(Saved entries)
+--

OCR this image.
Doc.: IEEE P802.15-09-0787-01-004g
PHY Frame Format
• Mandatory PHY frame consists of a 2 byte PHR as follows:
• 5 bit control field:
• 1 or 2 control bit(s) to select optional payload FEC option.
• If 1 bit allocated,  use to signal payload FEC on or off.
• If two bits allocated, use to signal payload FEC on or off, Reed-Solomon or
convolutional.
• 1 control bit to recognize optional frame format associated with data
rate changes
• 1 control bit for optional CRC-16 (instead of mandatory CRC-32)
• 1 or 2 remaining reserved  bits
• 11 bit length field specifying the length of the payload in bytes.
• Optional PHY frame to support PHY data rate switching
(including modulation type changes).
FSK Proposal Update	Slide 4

+--

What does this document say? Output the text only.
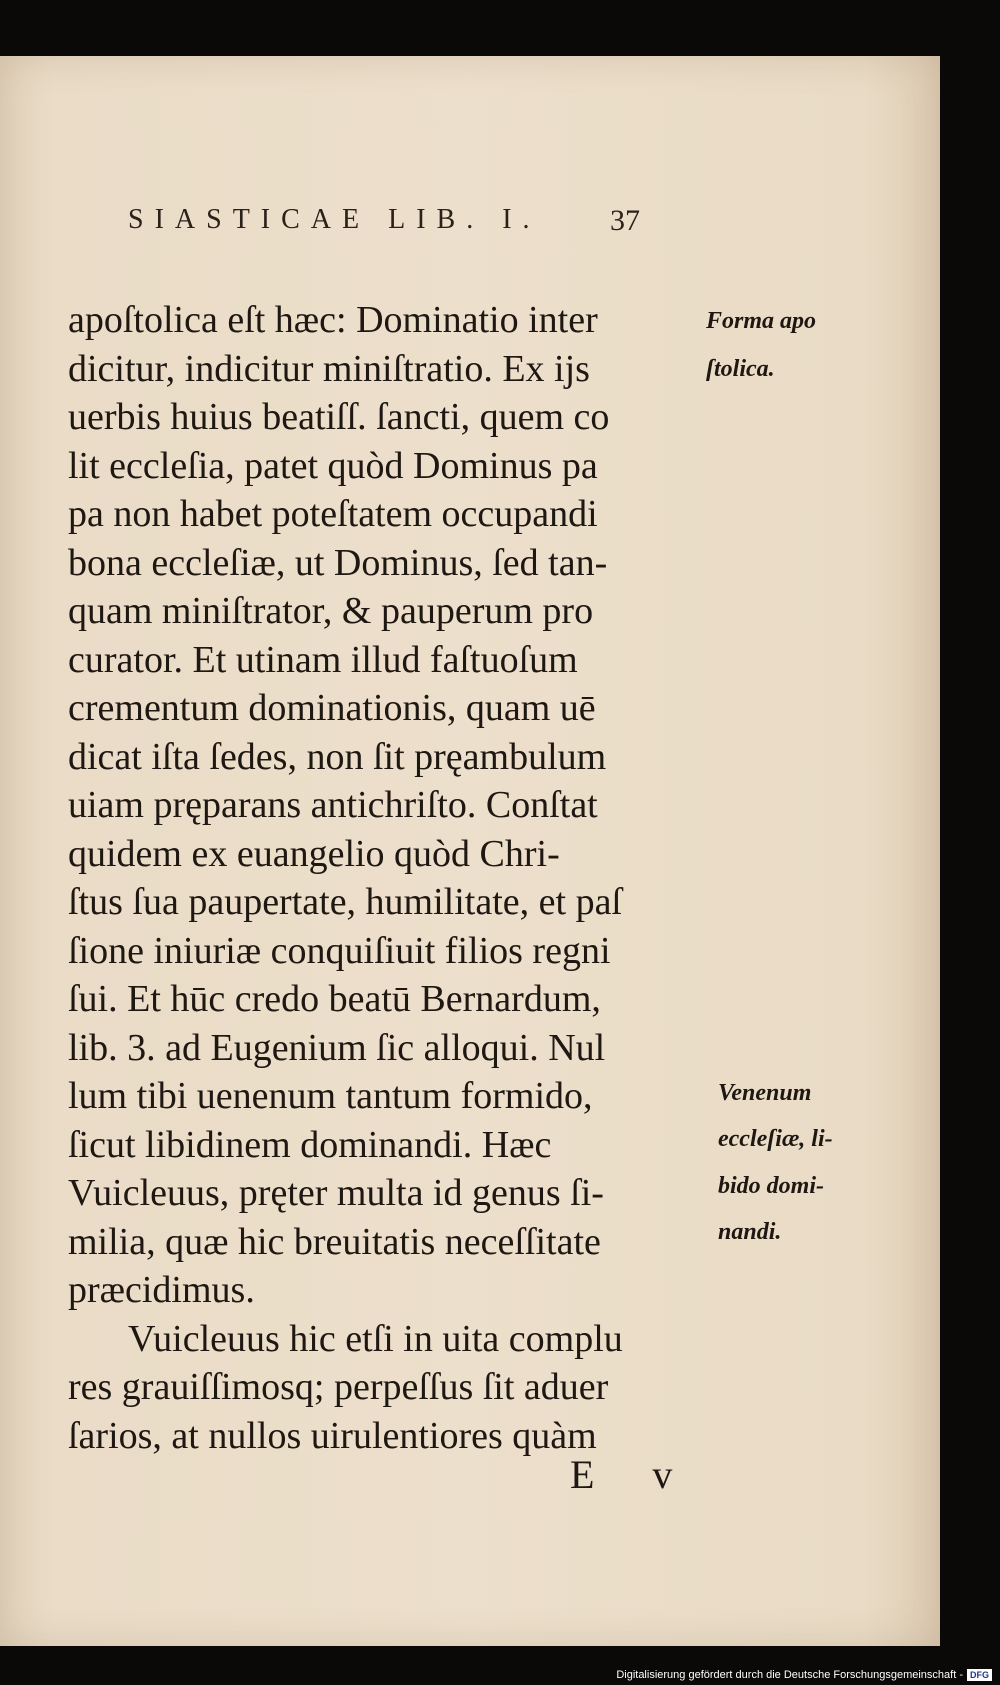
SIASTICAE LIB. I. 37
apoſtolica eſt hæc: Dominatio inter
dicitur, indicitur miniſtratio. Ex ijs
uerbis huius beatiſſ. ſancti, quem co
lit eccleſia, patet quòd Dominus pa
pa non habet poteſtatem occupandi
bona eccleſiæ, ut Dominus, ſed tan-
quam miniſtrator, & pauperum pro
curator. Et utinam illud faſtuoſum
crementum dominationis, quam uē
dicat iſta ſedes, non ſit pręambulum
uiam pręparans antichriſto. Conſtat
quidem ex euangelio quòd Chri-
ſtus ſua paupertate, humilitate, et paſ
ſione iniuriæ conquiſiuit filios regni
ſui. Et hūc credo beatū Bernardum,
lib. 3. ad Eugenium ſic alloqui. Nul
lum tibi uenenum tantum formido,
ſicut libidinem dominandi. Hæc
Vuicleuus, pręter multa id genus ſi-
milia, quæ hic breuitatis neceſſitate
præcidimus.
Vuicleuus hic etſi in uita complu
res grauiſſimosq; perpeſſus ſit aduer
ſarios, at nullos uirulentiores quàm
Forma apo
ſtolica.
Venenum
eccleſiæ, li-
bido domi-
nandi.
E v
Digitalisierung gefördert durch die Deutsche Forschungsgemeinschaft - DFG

+--

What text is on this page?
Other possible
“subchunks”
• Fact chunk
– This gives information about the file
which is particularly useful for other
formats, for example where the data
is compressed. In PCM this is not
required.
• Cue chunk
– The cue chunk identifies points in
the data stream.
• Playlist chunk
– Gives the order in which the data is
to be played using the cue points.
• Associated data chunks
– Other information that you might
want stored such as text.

+--

Copy out every line holding the string "changes".

rate changes
(including modulation type changes).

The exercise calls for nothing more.